** START OF Dataset **
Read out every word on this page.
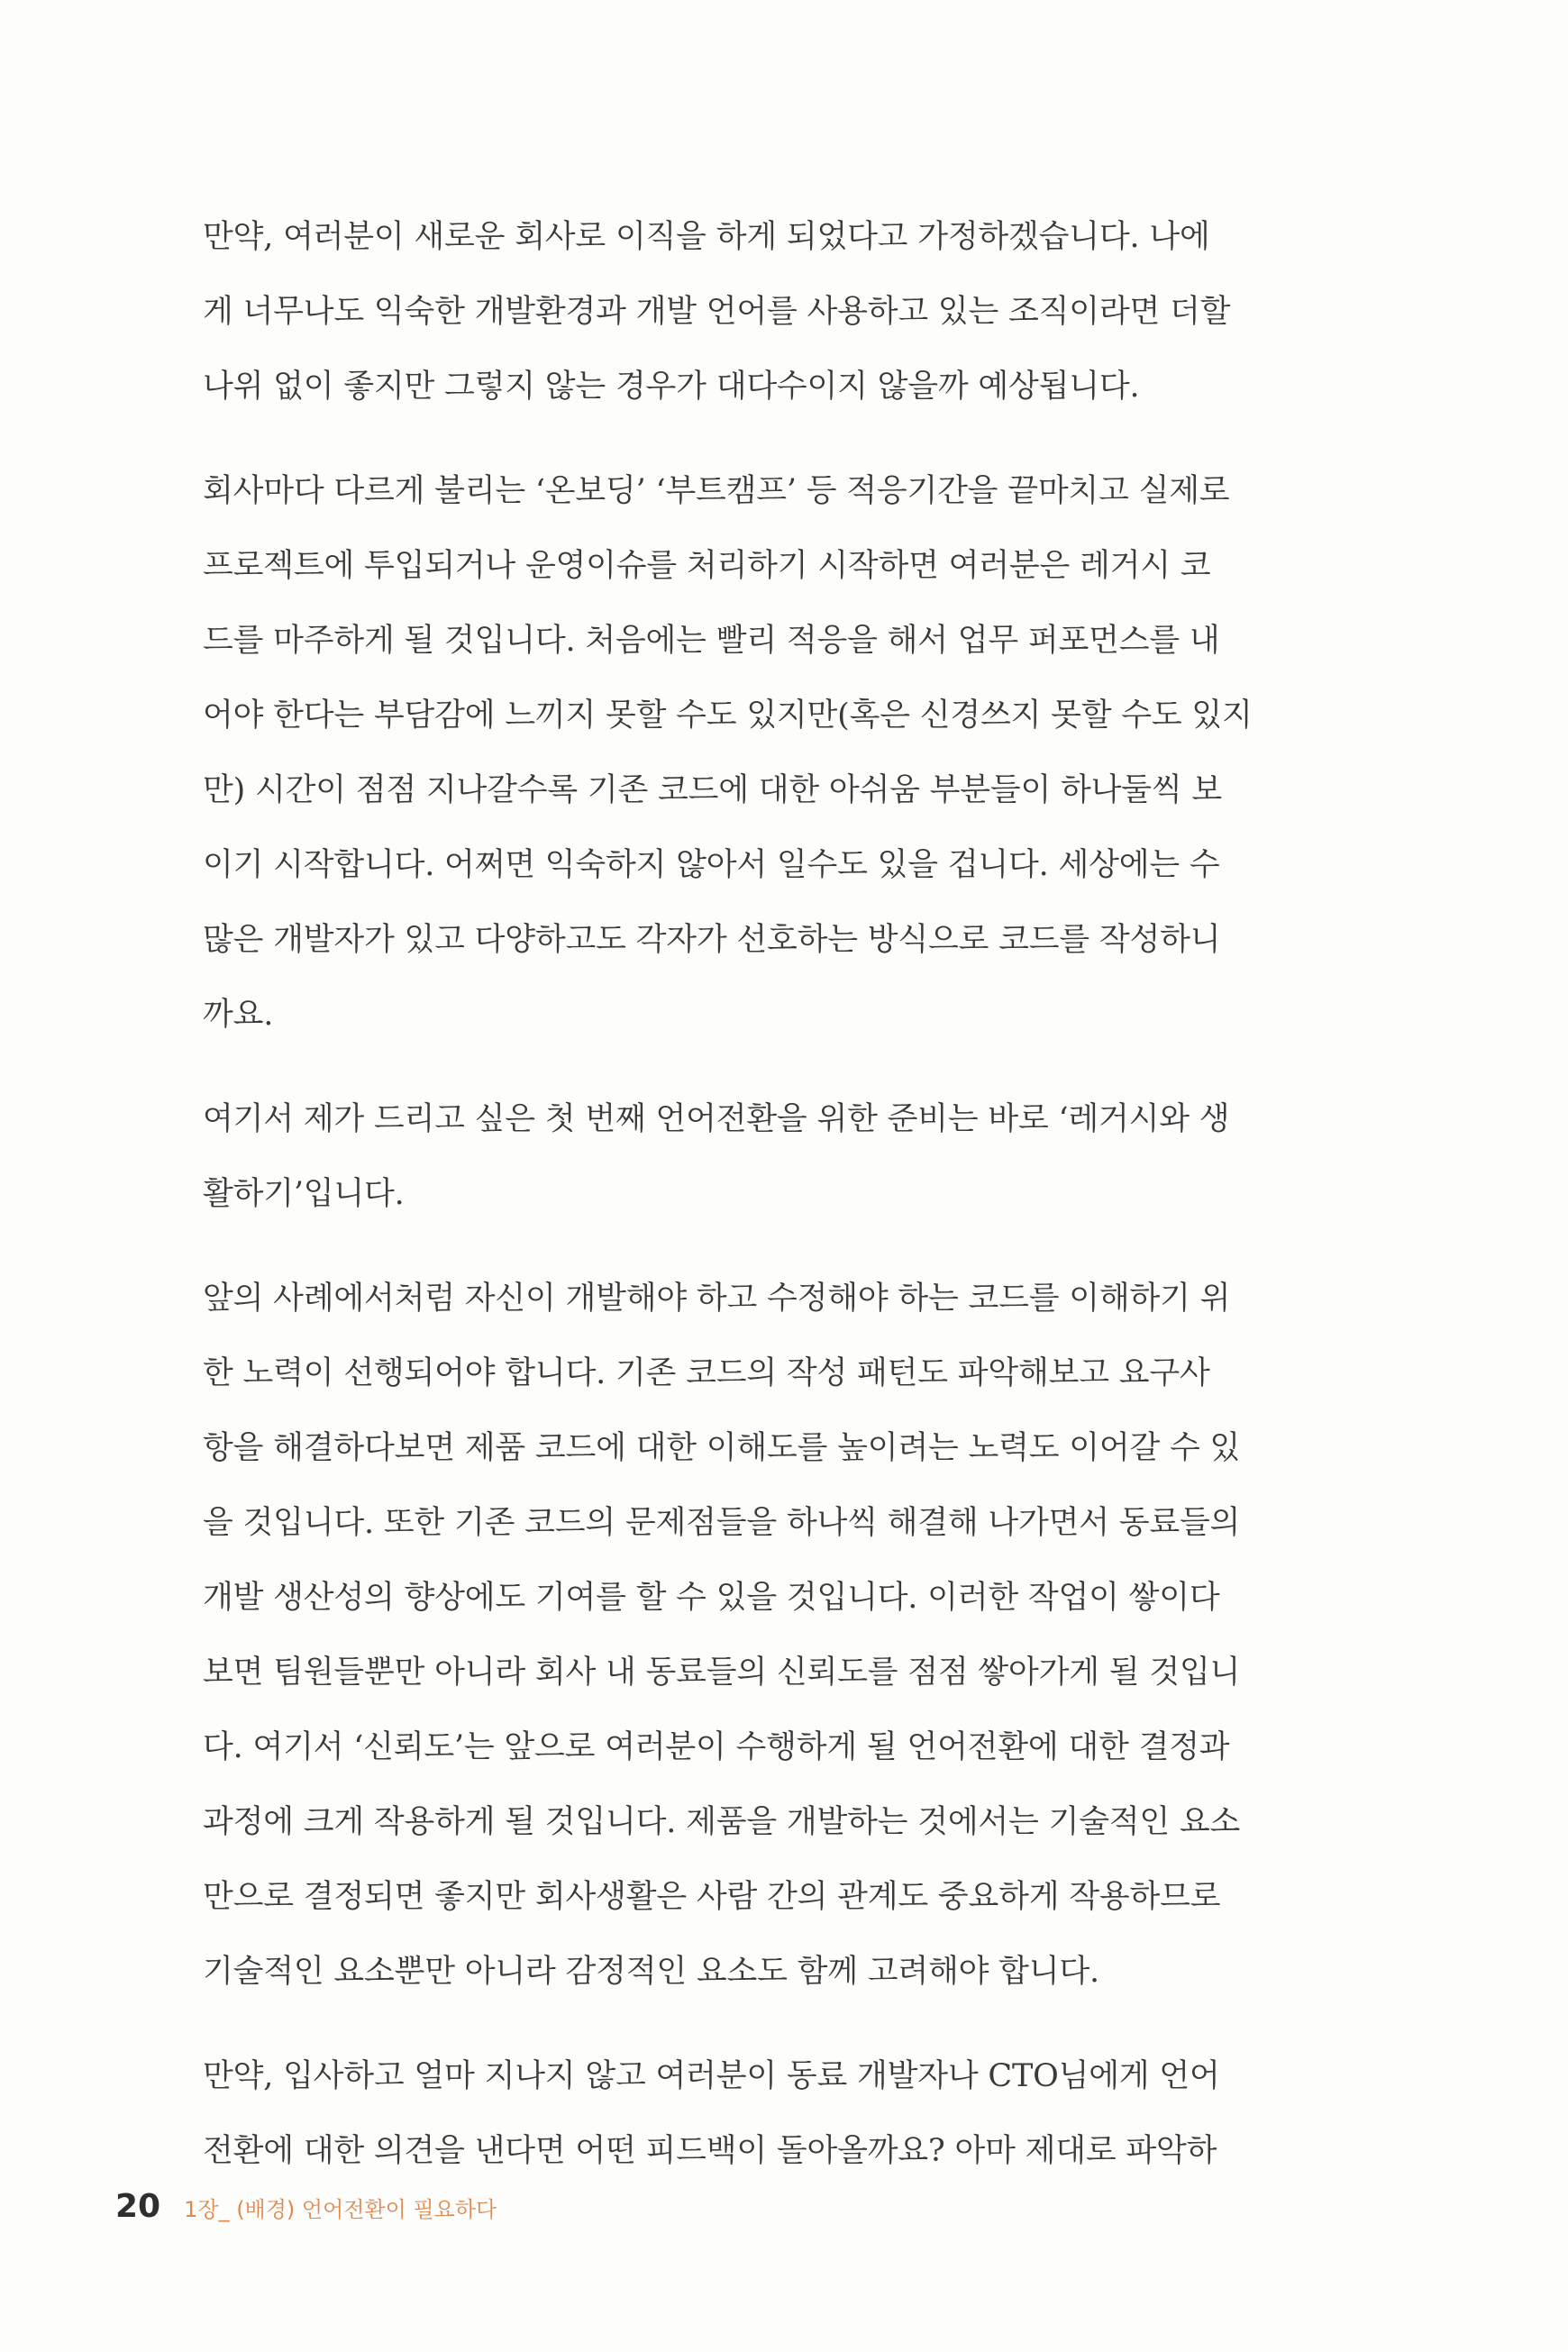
만약, 여러분이 새로운 회사로 이직을 하게 되었다고 가정하겠습니다. 나에
게 너무나도 익숙한 개발환경과 개발 언어를 사용하고 있는 조직이라면 더할
나위 없이 좋지만 그렇지 않는 경우가 대다수이지 않을까 예상됩니다.

회사마다 다르게 불리는 ‘온보딩’ ‘부트캠프’ 등 적응기간을 끝마치고 실제로
프로젝트에 투입되거나 운영이슈를 처리하기 시작하면 여러분은 레거시 코
드를 마주하게 될 것입니다. 처음에는 빨리 적응을 해서 업무 퍼포먼스를 내
어야 한다는 부담감에 느끼지 못할 수도 있지만(혹은 신경쓰지 못할 수도 있지
만) 시간이 점점 지나갈수록 기존 코드에 대한 아쉬움 부분들이 하나둘씩 보
이기 시작합니다. 어쩌면 익숙하지 않아서 일수도 있을 겁니다. 세상에는 수
많은 개발자가 있고 다양하고도 각자가 선호하는 방식으로 코드를 작성하니
까요.

여기서 제가 드리고 싶은 첫 번째 언어전환을 위한 준비는 바로 ‘레거시와 생
활하기’입니다.

앞의 사례에서처럼 자신이 개발해야 하고 수정해야 하는 코드를 이해하기 위
한 노력이 선행되어야 합니다. 기존 코드의 작성 패턴도 파악해보고 요구사
항을 해결하다보면 제품 코드에 대한 이해도를 높이려는 노력도 이어갈 수 있
을 것입니다. 또한 기존 코드의 문제점들을 하나씩 해결해 나가면서 동료들의
개발 생산성의 향상에도 기여를 할 수 있을 것입니다. 이러한 작업이 쌓이다
보면 팀원들뿐만 아니라 회사 내 동료들의 신뢰도를 점점 쌓아가게 될 것입니
다. 여기서 ‘신뢰도’는 앞으로 여러분이 수행하게 될 언어전환에 대한 결정과
과정에 크게 작용하게 될 것입니다. 제품을 개발하는 것에서는 기술적인 요소
만으로 결정되면 좋지만 회사생활은 사람 간의 관계도 중요하게 작용하므로
기술적인 요소뿐만 아니라 감정적인 요소도 함께 고려해야 합니다.

만약, 입사하고 얼마 지나지 않고 여러분이 동료 개발자나 CTO님에게 언어
전환에 대한 의견을 낸다면 어떤 피드백이 돌아올까요? 아마 제대로 파악하

20 1장_ (배경) 언어전환이 필요하다
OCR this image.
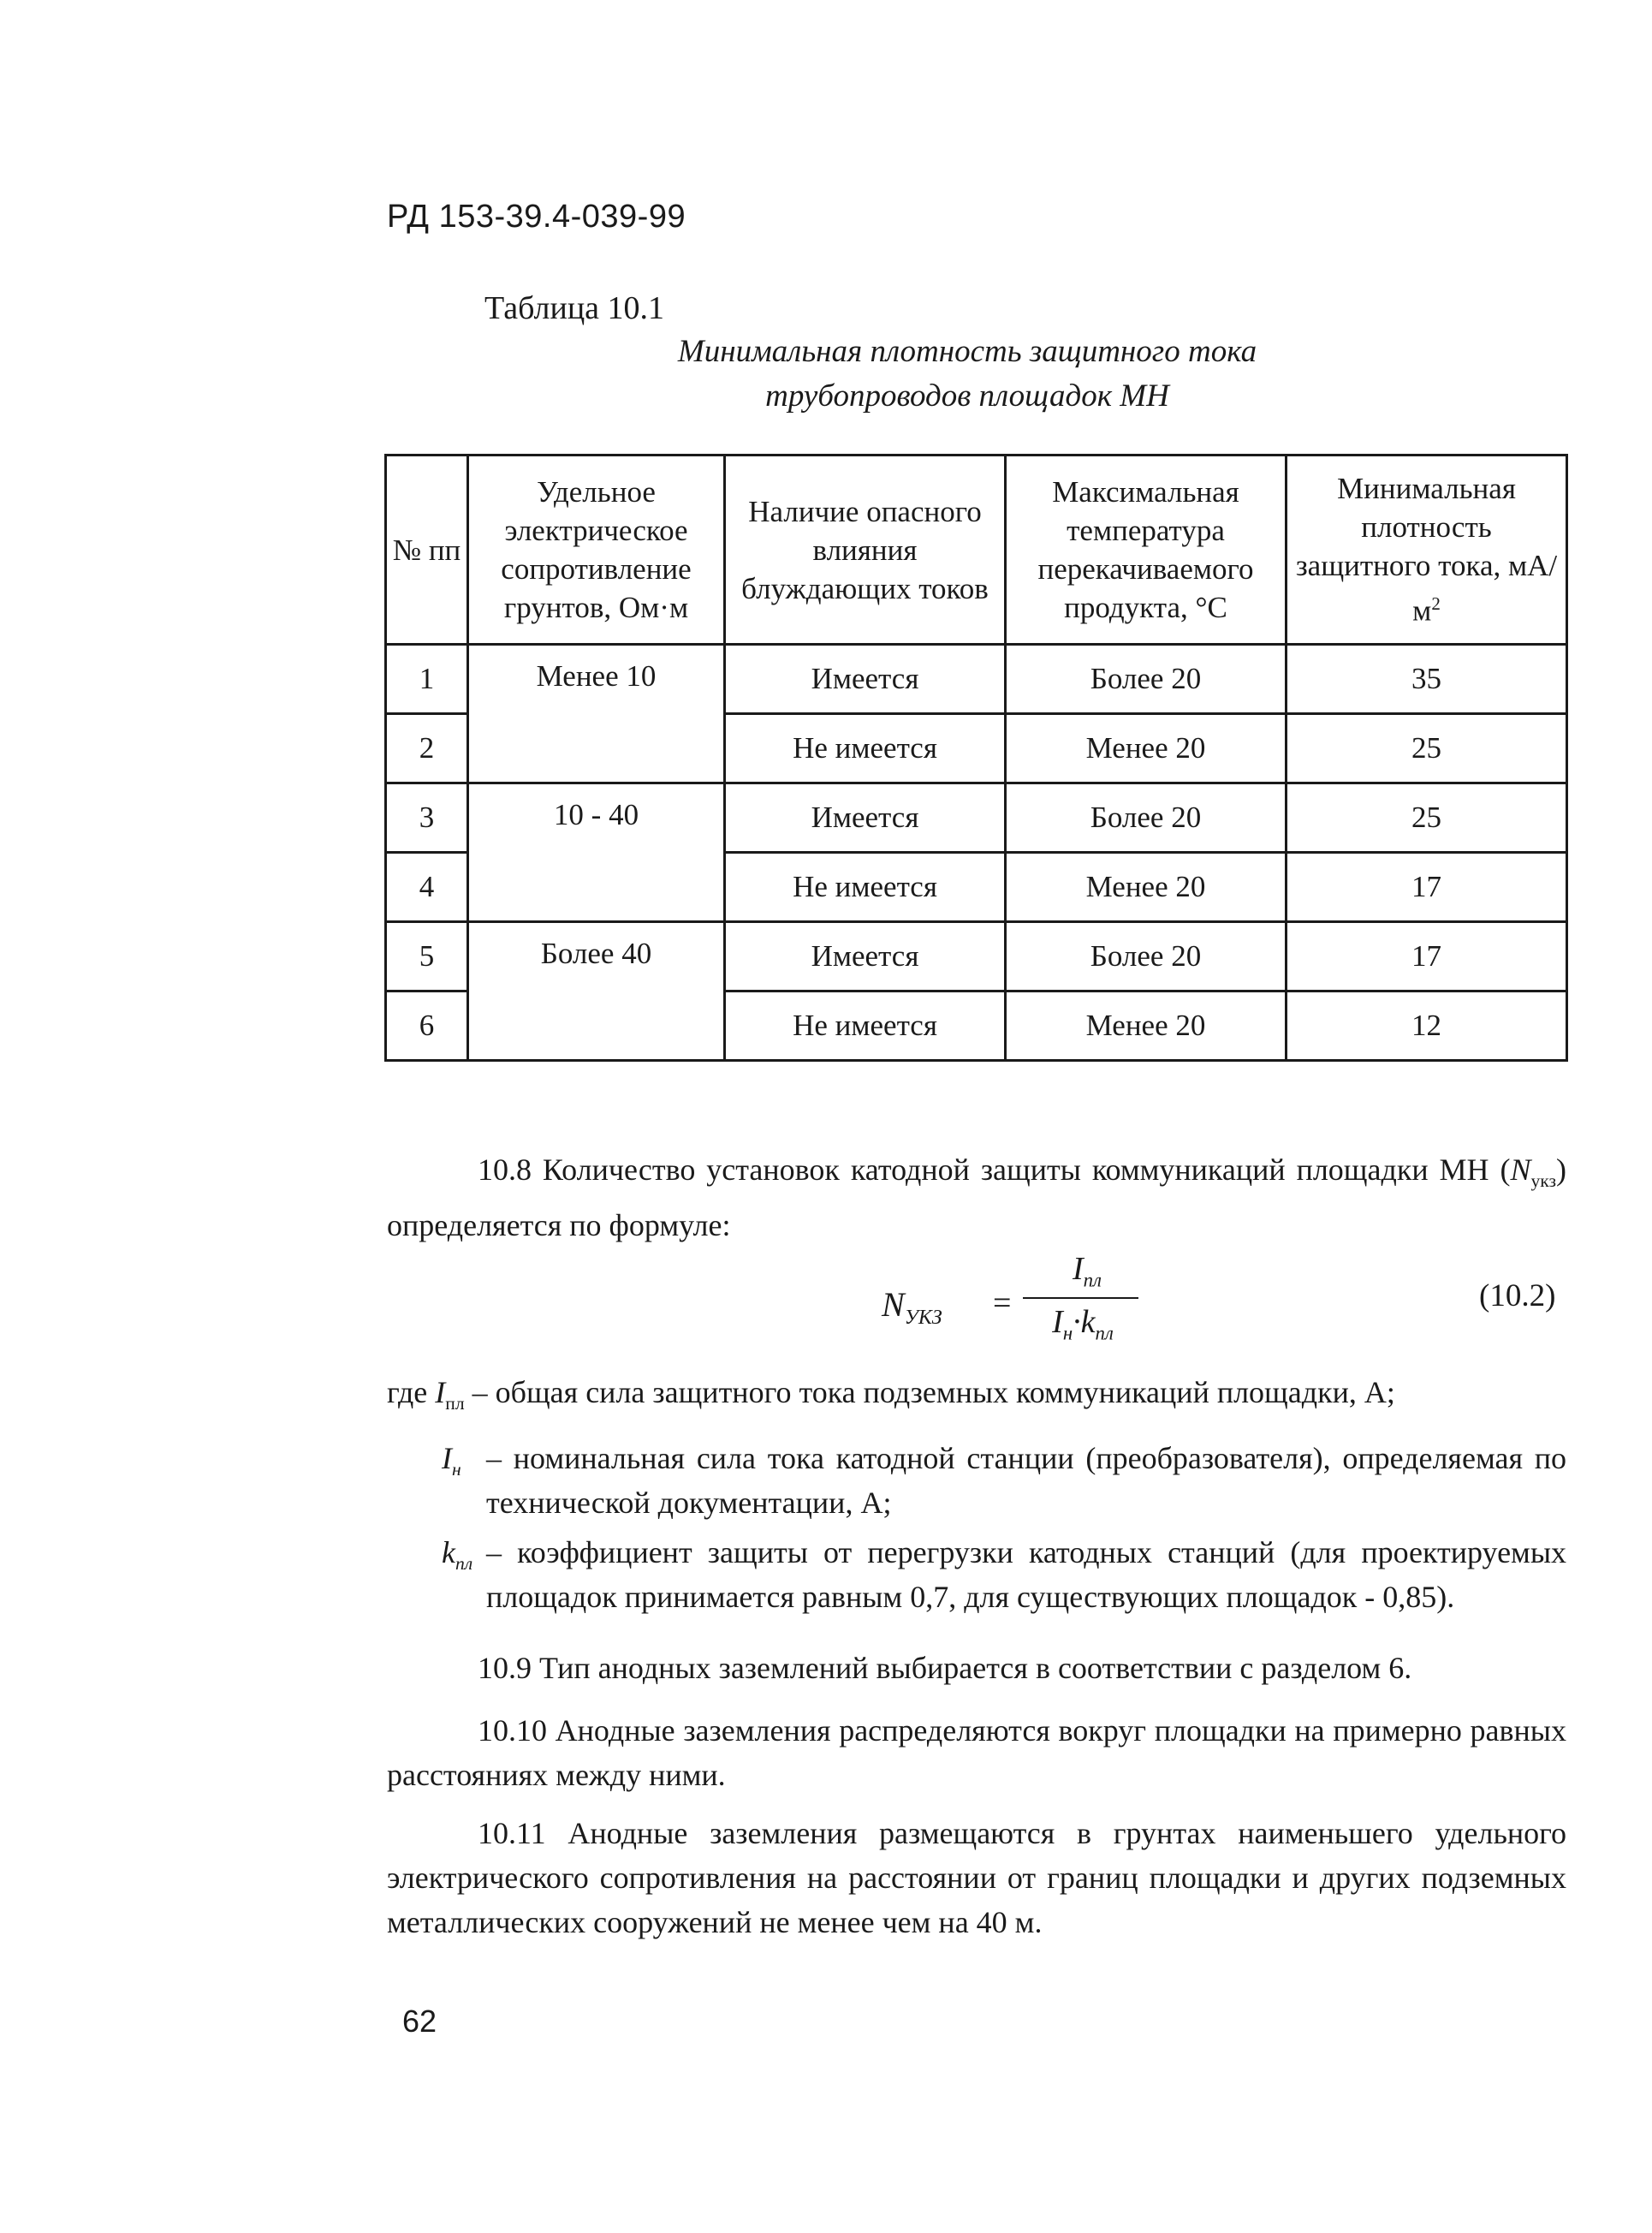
РД 153-39.4-039-99
Таблица 10.1
Минимальная плотность защитного тока
трубопроводов площадок МН
№ пп	Удельное электрическое сопротивление грунтов, Ом·м	Наличие опасного влияния блуждающих токов	Максимальная температура перекачиваемого продукта, °С	Минимальная плотность защитного тока, $мА/м^2$
1	Менее 10	Имеется	Более 20	35
2		Не имеется	Менее 20	25
3	10 - 40	Имеется	Более 20	25
4		Не имеется	Менее 20	17
5	Более 40	Имеется	Более 20	17
6		Не имеется	Менее 20	12
10.8 Количество установок катодной защиты коммуникаций площадки МН $(N_{укз})$ определяется по формуле:
$N_{УКЗ}$ =
$I_{пл}$
$I_н\cdot k_{пл}$
(10.2)
где $I_{пл}$ – общая сила защитного тока подземных коммуникаций площадки, А;
$I_н$ – номинальная сила тока катодной станции (преобразователя), определяемая по технической документации, А;
$k_{пл}$ – коэффициент защиты от перегрузки катодных станций (для проектируемых площадок принимается равным 0,7, для существующих площадок - 0,85).
10.9 Тип анодных заземлений выбирается в соответствии с разделом 6.
10.10 Анодные заземления распределяются вокруг площадки на примерно равных расстояниях между ними.
10.11 Анодные заземления размещаются в грунтах наименьшего удельного электрического сопротивления на расстоянии от границ площадки и других подземных металлических сооружений не менее чем на 40 м.
62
** END OF Dataset **
» Aim: What comes back should match the records exactly, minus any pictures.

» Task result:
Read out every word on this page.
만약, 여러분이 새로운 회사로 이직을 하게 되었다고 가정하겠습니다. 나에
게 너무나도 익숙한 개발환경과 개발 언어를 사용하고 있는 조직이라면 더할
나위 없이 좋지만 그렇지 않는 경우가 대다수이지 않을까 예상됩니다.

회사마다 다르게 불리는 ‘온보딩’ ‘부트캠프’ 등 적응기간을 끝마치고 실제로
프로젝트에 투입되거나 운영이슈를 처리하기 시작하면 여러분은 레거시 코
드를 마주하게 될 것입니다. 처음에는 빨리 적응을 해서 업무 퍼포먼스를 내
어야 한다는 부담감에 느끼지 못할 수도 있지만(혹은 신경쓰지 못할 수도 있지
만) 시간이 점점 지나갈수록 기존 코드에 대한 아쉬움 부분들이 하나둘씩 보
이기 시작합니다. 어쩌면 익숙하지 않아서 일수도 있을 겁니다. 세상에는 수
많은 개발자가 있고 다양하고도 각자가 선호하는 방식으로 코드를 작성하니
까요.

여기서 제가 드리고 싶은 첫 번째 언어전환을 위한 준비는 바로 ‘레거시와 생
활하기’입니다.

앞의 사례에서처럼 자신이 개발해야 하고 수정해야 하는 코드를 이해하기 위
한 노력이 선행되어야 합니다. 기존 코드의 작성 패턴도 파악해보고 요구사
항을 해결하다보면 제품 코드에 대한 이해도를 높이려는 노력도 이어갈 수 있
을 것입니다. 또한 기존 코드의 문제점들을 하나씩 해결해 나가면서 동료들의
개발 생산성의 향상에도 기여를 할 수 있을 것입니다. 이러한 작업이 쌓이다
보면 팀원들뿐만 아니라 회사 내 동료들의 신뢰도를 점점 쌓아가게 될 것입니
다. 여기서 ‘신뢰도’는 앞으로 여러분이 수행하게 될 언어전환에 대한 결정과
과정에 크게 작용하게 될 것입니다. 제품을 개발하는 것에서는 기술적인 요소
만으로 결정되면 좋지만 회사생활은 사람 간의 관계도 중요하게 작용하므로
기술적인 요소뿐만 아니라 감정적인 요소도 함께 고려해야 합니다.

만약, 입사하고 얼마 지나지 않고 여러분이 동료 개발자나 CTO님에게 언어
전환에 대한 의견을 낸다면 어떤 피드백이 돌아올까요? 아마 제대로 파악하

20 1장_ (배경) 언어전환이 필요하다
OCR this image.
РД 153-39.4-039-99
Таблица 10.1
Минимальная плотность защитного тока
трубопроводов площадок МН
№ пп	Удельное электрическое сопротивление грунтов, Ом·м	Наличие опасного влияния блуждающих токов	Максимальная температура перекачиваемого продукта, °С	Минимальная плотность защитного тока, $мА/м^2$
1	Менее 10	Имеется	Более 20	35
2		Не имеется	Менее 20	25
3	10 - 40	Имеется	Более 20	25
4		Не имеется	Менее 20	17
5	Более 40	Имеется	Более 20	17
6		Не имеется	Менее 20	12
10.8 Количество установок катодной защиты коммуникаций площадки МН $(N_{укз})$ определяется по формуле:
$N_{УКЗ}$ =
$I_{пл}$
$I_н\cdot k_{пл}$
(10.2)
где $I_{пл}$ – общая сила защитного тока подземных коммуникаций площадки, А;
$I_н$ – номинальная сила тока катодной станции (преобразователя), определяемая по технической документации, А;
$k_{пл}$ – коэффициент защиты от перегрузки катодных станций (для проектируемых площадок принимается равным 0,7, для существующих площадок - 0,85).
10.9 Тип анодных заземлений выбирается в соответствии с разделом 6.
10.10 Анодные заземления распределяются вокруг площадки на примерно равных расстояниях между ними.
10.11 Анодные заземления размещаются в грунтах наименьшего удельного электрического сопротивления на расстоянии от границ площадки и других подземных металлических сооружений не менее чем на 40 м.
62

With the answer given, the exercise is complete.